-- Objective --
Arrange every line of the records below as a Markdown table with two columns, "No." for the row number and "Line" for the line itself, omitting blank lines.

________________________

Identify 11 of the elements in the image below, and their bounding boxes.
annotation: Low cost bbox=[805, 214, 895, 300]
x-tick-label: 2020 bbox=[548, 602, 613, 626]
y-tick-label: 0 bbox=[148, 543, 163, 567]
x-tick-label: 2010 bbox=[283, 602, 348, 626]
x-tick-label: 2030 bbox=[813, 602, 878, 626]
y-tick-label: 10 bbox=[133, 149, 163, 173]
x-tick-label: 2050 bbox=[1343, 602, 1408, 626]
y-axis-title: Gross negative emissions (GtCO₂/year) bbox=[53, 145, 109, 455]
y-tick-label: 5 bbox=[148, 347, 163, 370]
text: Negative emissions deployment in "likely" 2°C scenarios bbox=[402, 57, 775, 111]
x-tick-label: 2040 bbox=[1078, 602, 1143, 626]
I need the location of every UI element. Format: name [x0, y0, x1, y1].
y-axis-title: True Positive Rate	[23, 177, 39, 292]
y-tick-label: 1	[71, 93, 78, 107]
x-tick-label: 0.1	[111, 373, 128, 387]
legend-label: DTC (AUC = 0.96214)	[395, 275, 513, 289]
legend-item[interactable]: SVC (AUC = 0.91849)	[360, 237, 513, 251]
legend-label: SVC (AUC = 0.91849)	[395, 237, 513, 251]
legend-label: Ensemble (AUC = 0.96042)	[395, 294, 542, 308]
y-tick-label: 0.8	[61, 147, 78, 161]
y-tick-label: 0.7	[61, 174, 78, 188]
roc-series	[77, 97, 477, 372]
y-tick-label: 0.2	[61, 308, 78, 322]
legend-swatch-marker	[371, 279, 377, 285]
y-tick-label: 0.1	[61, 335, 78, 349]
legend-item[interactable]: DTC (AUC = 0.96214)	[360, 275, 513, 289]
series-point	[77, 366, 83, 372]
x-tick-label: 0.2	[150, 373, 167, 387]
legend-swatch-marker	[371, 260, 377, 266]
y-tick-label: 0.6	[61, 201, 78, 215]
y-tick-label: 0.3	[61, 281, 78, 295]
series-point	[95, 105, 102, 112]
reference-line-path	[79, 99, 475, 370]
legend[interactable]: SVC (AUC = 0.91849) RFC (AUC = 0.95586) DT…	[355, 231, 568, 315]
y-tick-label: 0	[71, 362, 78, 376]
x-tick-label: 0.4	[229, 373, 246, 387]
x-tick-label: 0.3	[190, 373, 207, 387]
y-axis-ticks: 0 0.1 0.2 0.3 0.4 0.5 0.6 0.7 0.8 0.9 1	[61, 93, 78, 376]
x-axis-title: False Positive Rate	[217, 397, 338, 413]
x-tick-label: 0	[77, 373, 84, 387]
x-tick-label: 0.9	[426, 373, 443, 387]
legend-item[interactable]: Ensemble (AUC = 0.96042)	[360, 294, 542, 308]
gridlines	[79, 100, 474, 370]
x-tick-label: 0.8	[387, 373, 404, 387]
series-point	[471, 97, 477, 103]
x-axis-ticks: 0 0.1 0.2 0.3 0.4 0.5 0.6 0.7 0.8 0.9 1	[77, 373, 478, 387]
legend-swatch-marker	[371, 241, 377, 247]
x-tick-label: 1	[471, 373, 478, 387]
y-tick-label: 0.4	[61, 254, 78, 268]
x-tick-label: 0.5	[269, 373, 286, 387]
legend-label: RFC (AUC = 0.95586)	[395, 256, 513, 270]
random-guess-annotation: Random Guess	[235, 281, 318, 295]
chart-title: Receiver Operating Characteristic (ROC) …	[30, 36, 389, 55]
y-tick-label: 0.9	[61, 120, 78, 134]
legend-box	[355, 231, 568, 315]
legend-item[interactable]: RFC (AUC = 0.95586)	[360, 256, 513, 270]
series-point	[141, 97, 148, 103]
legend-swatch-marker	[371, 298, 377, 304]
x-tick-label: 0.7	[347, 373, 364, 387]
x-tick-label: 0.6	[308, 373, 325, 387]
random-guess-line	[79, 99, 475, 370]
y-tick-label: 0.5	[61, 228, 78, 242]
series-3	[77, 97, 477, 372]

________________________

-- Correct output --
| No. | Line |
|---|---|
| 1 | Identify 11 of the elements in the image below, and their bounding boxes. |
| 2 | annotation: Low cost bbox=[805, 214, 895, 300] |
| 3 | x-tick-label: 2020 bbox=[548, 602, 613, 626] |
| 4 | y-tick-label: 0 bbox=[148, 543, 163, 567] |
| 5 | x-tick-label: 2010 bbox=[283, 602, 348, 626] |
| 6 | x-tick-label: 2030 bbox=[813, 602, 878, 626] |
| 7 | y-tick-label: 10 bbox=[133, 149, 163, 173] |
| 8 | x-tick-label: 2050 bbox=[1343, 602, 1408, 626] |
| 9 | y-axis-title: Gross negative emissions (GtCO₂/year) bbox=[53, 145, 109, 455] |
| 10 | y-tick-label: 5 bbox=[148, 347, 163, 370] |
| 11 | text: Negative emissions deployment in "likely" 2°C scenarios bbox=[402, 57, 775, 111] |
| 12 | x-tick-label: 2040 bbox=[1078, 602, 1143, 626] |
| 13 | I need the location of every UI element. Format: name [x0, y0, x1, y1]. |
| 14 | y-axis-title: True Positive Rate	[23, 177, 39, 292] |
| 15 | y-tick-label: 1	[71, 93, 78, 107] |
| 16 | x-tick-label: 0.1	[111, 373, 128, 387] |
| 17 | legend-label: DTC (AUC = 0.96214)	[395, 275, 513, 289] |
| 18 | legend-item[interactable]: SVC (AUC = 0.91849)	[360, 237, 513, 251] |
| 19 | legend-label: SVC (AUC = 0.91849)	[395, 237, 513, 251] |
| 20 | legend-label: Ensemble (AUC = 0.96042)	[395, 294, 542, 308] |
| 21 | y-tick-label: 0.8	[61, 147, 78, 161] |
| 22 | y-tick-label: 0.7	[61, 174, 78, 188] |
| 23 | roc-series	[77, 97, 477, 372] |
| 24 | y-tick-label: 0.2	[61, 308, 78, 322] |
| 25 | legend-swatch-marker	[371, 279, 377, 285] |
| 26 | y-tick-label: 0.1	[61, 335, 78, 349] |
| 27 | legend-item[interactable]: DTC (AUC = 0.96214)	[360, 275, 513, 289] |
| 28 | series-point	[77, 366, 83, 372] |
| 29 | x-tick-label: 0.2	[150, 373, 167, 387] |
| 30 | legend-swatch-marker	[371, 260, 377, 266] |
| 31 | y-tick-label: 0.6	[61, 201, 78, 215] |
| 32 | y-tick-label: 0.3	[61, 281, 78, 295] |
| 33 | series-point	[95, 105, 102, 112] |
| 34 | reference-line-path	[79, 99, 475, 370] |
| 35 | legend[interactable]: SVC (AUC = 0.91849) RFC (AUC = 0.95586) DT…	[355, 231, 568, 315] |
| 36 | y-tick-label: 0	[71, 362, 78, 376] |
| 37 | x-tick-label: 0.4	[229, 373, 246, 387] |
| 38 | x-tick-label: 0.3	[190, 373, 207, 387] |
| 39 | y-axis-ticks: 0 0.1 0.2 0.3 0.4 0.5 0.6 0.7 0.8 0.9 1	[61, 93, 78, 376] |
| 40 | x-axis-title: False Positive Rate	[217, 397, 338, 413] |
| 41 | x-tick-label: 0	[77, 373, 84, 387] |
| 42 | x-tick-label: 0.9	[426, 373, 443, 387] |
| 43 | legend-item[interactable]: Ensemble (AUC = 0.96042)	[360, 294, 542, 308] |
| 44 | gridlines	[79, 100, 474, 370] |
| 45 | x-tick-label: 0.8	[387, 373, 404, 387] |
| 46 | series-point	[471, 97, 477, 103] |
| 47 | x-axis-ticks: 0 0.1 0.2 0.3 0.4 0.5 0.6 0.7 0.8 0.9 1	[77, 373, 478, 387] |
| 48 | legend-swatch-marker	[371, 241, 377, 247] |
| 49 | x-tick-label: 1	[471, 373, 478, 387] |
| 50 | y-tick-label: 0.4	[61, 254, 78, 268] |
| 51 | x-tick-label: 0.5	[269, 373, 286, 387] |
| 52 | legend-label: RFC (AUC = 0.95586)	[395, 256, 513, 270] |
| 53 | random-guess-annotation: Random Guess	[235, 281, 318, 295] |
| 54 | chart-title: Receiver Operating Characteristic (ROC) …	[30, 36, 389, 55] |
| 55 | y-tick-label: 0.9	[61, 120, 78, 134] |
| 56 | legend-box	[355, 231, 568, 315] |
| 57 | legend-item[interactable]: RFC (AUC = 0.95586)	[360, 256, 513, 270] |
| 58 | series-point	[141, 97, 148, 103] |
| 59 | legend-swatch-marker	[371, 298, 377, 304] |
| 60 | x-tick-label: 0.7	[347, 373, 364, 387] |
| 61 | x-tick-label: 0.6	[308, 373, 325, 387] |
| 62 | random-guess-line	[79, 99, 475, 370] |
| 63 | y-tick-label: 0.5	[61, 228, 78, 242] |
| 64 | series-3	[77, 97, 477, 372] |